== Work instructions ==
Select the lines that hold the word "словами" and copy each one.

== Stored data ==
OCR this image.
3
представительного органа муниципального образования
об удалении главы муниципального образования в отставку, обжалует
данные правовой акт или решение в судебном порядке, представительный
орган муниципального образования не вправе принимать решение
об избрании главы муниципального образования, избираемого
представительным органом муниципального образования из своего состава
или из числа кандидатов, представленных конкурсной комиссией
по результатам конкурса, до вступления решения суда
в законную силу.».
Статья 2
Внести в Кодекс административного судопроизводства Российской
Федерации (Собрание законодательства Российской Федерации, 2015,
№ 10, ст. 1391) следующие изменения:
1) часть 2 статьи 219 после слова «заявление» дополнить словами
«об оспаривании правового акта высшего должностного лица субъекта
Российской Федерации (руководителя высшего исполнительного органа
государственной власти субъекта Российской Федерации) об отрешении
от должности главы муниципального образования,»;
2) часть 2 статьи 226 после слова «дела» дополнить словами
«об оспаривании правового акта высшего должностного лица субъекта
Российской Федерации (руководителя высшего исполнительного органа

* * *

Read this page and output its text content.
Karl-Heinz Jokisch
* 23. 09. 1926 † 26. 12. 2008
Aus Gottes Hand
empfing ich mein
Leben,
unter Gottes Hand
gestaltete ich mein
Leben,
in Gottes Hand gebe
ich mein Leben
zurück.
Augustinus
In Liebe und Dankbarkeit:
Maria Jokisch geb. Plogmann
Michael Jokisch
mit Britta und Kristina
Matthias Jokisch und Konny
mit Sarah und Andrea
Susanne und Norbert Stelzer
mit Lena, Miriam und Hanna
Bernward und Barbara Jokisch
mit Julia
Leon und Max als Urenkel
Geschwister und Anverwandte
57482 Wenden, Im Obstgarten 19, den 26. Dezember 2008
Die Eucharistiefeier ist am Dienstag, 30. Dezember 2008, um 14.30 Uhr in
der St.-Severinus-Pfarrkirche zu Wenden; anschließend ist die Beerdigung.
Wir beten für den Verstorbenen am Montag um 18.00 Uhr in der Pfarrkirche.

* * *

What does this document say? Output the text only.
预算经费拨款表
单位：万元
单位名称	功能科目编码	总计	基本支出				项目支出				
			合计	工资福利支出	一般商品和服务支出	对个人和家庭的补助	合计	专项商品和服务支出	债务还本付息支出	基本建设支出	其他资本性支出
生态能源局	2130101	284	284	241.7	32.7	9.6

== Correct answer ==
1) часть 2 статьи 219 после слова «заявление» дополнить словами
2) часть 2 статьи 226 после слова «дела» дополнить словами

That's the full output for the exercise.